--- PROVIDED DATA ---
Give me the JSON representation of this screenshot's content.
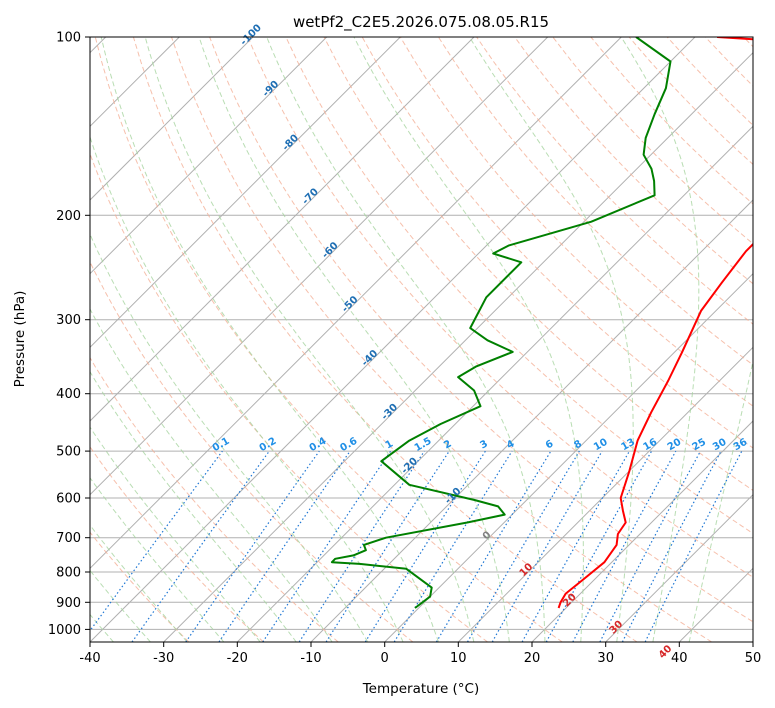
{
  "chart_data": {
    "type": "line",
    "title": "wetPf2_C2E5.2026.075.08.05.R15",
    "xlabel": "Temperature (°C)",
    "ylabel": "Pressure (hPa)",
    "xlim": [
      -40,
      50
    ],
    "ylim": [
      1050,
      100
    ],
    "y_scale": "log",
    "skew": true,
    "grid": true,
    "x_ticks": [
      -40,
      -30,
      -20,
      -10,
      0,
      10,
      20,
      30,
      40,
      50
    ],
    "y_ticks": [
      100,
      200,
      300,
      400,
      500,
      600,
      700,
      800,
      900,
      1000
    ],
    "series": [
      {
        "color": "#ff0000",
        "x": [
          19,
          18.5,
          18,
          18.5,
          19,
          18.3,
          17,
          16.5,
          14.5,
          12.5,
          10,
          7,
          5,
          3,
          1,
          -2,
          -3,
          -4,
          -4,
          -8,
          -10,
          -11,
          -11,
          -16,
          -21,
          -25,
          -29,
          -31,
          -37
        ],
        "y": [
          920,
          900,
          870,
          820,
          770,
          720,
          690,
          660,
          630,
          600,
          540,
          480,
          430,
          380,
          340,
          290,
          260,
          230,
          205,
          185,
          165,
          148,
          136,
          125,
          116,
          109,
          104,
          101,
          100
        ]
      },
      {
        "color": "#008000",
        "x": [
          -0.5,
          0,
          -1,
          -7,
          -14,
          -18,
          -18,
          -16,
          -15,
          -16,
          -14,
          -5,
          -1,
          -3,
          -7,
          -18,
          -25,
          -24,
          -22,
          -19,
          -22,
          -26,
          -25,
          -22,
          -27,
          -31,
          -33,
          -33,
          -38,
          -37,
          -29,
          -24,
          -26,
          -28,
          -31,
          -33,
          -35,
          -37,
          -40,
          -48
        ],
        "y": [
          920,
          880,
          850,
          790,
          775,
          770,
          760,
          750,
          735,
          720,
          700,
          660,
          640,
          620,
          605,
          570,
          520,
          480,
          450,
          420,
          395,
          375,
          360,
          340,
          325,
          310,
          275,
          240,
          232,
          225,
          205,
          185,
          175,
          167,
          158,
          148,
          135,
          122,
          110,
          100
        ]
      }
    ],
    "dry_adiabat_labels": [
      "-100",
      "-90",
      "-80",
      "-70",
      "-60",
      "-50",
      "-40",
      "-30",
      "-20",
      "-10",
      "0",
      "10",
      "20",
      "30",
      "40"
    ],
    "mixing_ratio_labels": [
      "0.1",
      "0.2",
      "0.4",
      "0.6",
      "1",
      "1.5",
      "2",
      "3",
      "4",
      "6",
      "8",
      "10",
      "13",
      "16",
      "20",
      "25",
      "30",
      "36"
    ],
    "mixing_ratio_values": [
      0.1,
      0.2,
      0.4,
      0.6,
      1,
      1.5,
      2,
      3,
      4,
      6,
      8,
      10,
      13,
      16,
      20,
      25,
      30,
      36
    ]
  }
}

--- WHAT YOU NEED TO DO ---
Return all of the entries exactly as written, but drop any pictures they hold.

--- EXERCISE RESPONSE ---
Give me the JSON representation of this screenshot's content.
{
  "chart_data": {
    "type": "line",
    "title": "wetPf2_C2E5.2026.075.08.05.R15",
    "xlabel": "Temperature (°C)",
    "ylabel": "Pressure (hPa)",
    "xlim": [
      -40,
      50
    ],
    "ylim": [
      1050,
      100
    ],
    "y_scale": "log",
    "skew": true,
    "grid": true,
    "x_ticks": [
      -40,
      -30,
      -20,
      -10,
      0,
      10,
      20,
      30,
      40,
      50
    ],
    "y_ticks": [
      100,
      200,
      300,
      400,
      500,
      600,
      700,
      800,
      900,
      1000
    ],
    "series": [
      {
        "color": "#ff0000",
        "x": [
          19,
          18.5,
          18,
          18.5,
          19,
          18.3,
          17,
          16.5,
          14.5,
          12.5,
          10,
          7,
          5,
          3,
          1,
          -2,
          -3,
          -4,
          -4,
          -8,
          -10,
          -11,
          -11,
          -16,
          -21,
          -25,
          -29,
          -31,
          -37
        ],
        "y": [
          920,
          900,
          870,
          820,
          770,
          720,
          690,
          660,
          630,
          600,
          540,
          480,
          430,
          380,
          340,
          290,
          260,
          230,
          205,
          185,
          165,
          148,
          136,
          125,
          116,
          109,
          104,
          101,
          100
        ]
      },
      {
        "color": "#008000",
        "x": [
          -0.5,
          0,
          -1,
          -7,
          -14,
          -18,
          -18,
          -16,
          -15,
          -16,
          -14,
          -5,
          -1,
          -3,
          -7,
          -18,
          -25,
          -24,
          -22,
          -19,
          -22,
          -26,
          -25,
          -22,
          -27,
          -31,
          -33,
          -33,
          -38,
          -37,
          -29,
          -24,
          -26,
          -28,
          -31,
          -33,
          -35,
          -37,
          -40,
          -48
        ],
        "y": [
          920,
          880,
          850,
          790,
          775,
          770,
          760,
          750,
          735,
          720,
          700,
          660,
          640,
          620,
          605,
          570,
          520,
          480,
          450,
          420,
          395,
          375,
          360,
          340,
          325,
          310,
          275,
          240,
          232,
          225,
          205,
          185,
          175,
          167,
          158,
          148,
          135,
          122,
          110,
          100
        ]
      }
    ],
    "dry_adiabat_labels": [
      "-100",
      "-90",
      "-80",
      "-70",
      "-60",
      "-50",
      "-40",
      "-30",
      "-20",
      "-10",
      "0",
      "10",
      "20",
      "30",
      "40"
    ],
    "mixing_ratio_labels": [
      "0.1",
      "0.2",
      "0.4",
      "0.6",
      "1",
      "1.5",
      "2",
      "3",
      "4",
      "6",
      "8",
      "10",
      "13",
      "16",
      "20",
      "25",
      "30",
      "36"
    ],
    "mixing_ratio_values": [
      0.1,
      0.2,
      0.4,
      0.6,
      1,
      1.5,
      2,
      3,
      4,
      6,
      8,
      10,
      13,
      16,
      20,
      25,
      30,
      36
    ]
  }
}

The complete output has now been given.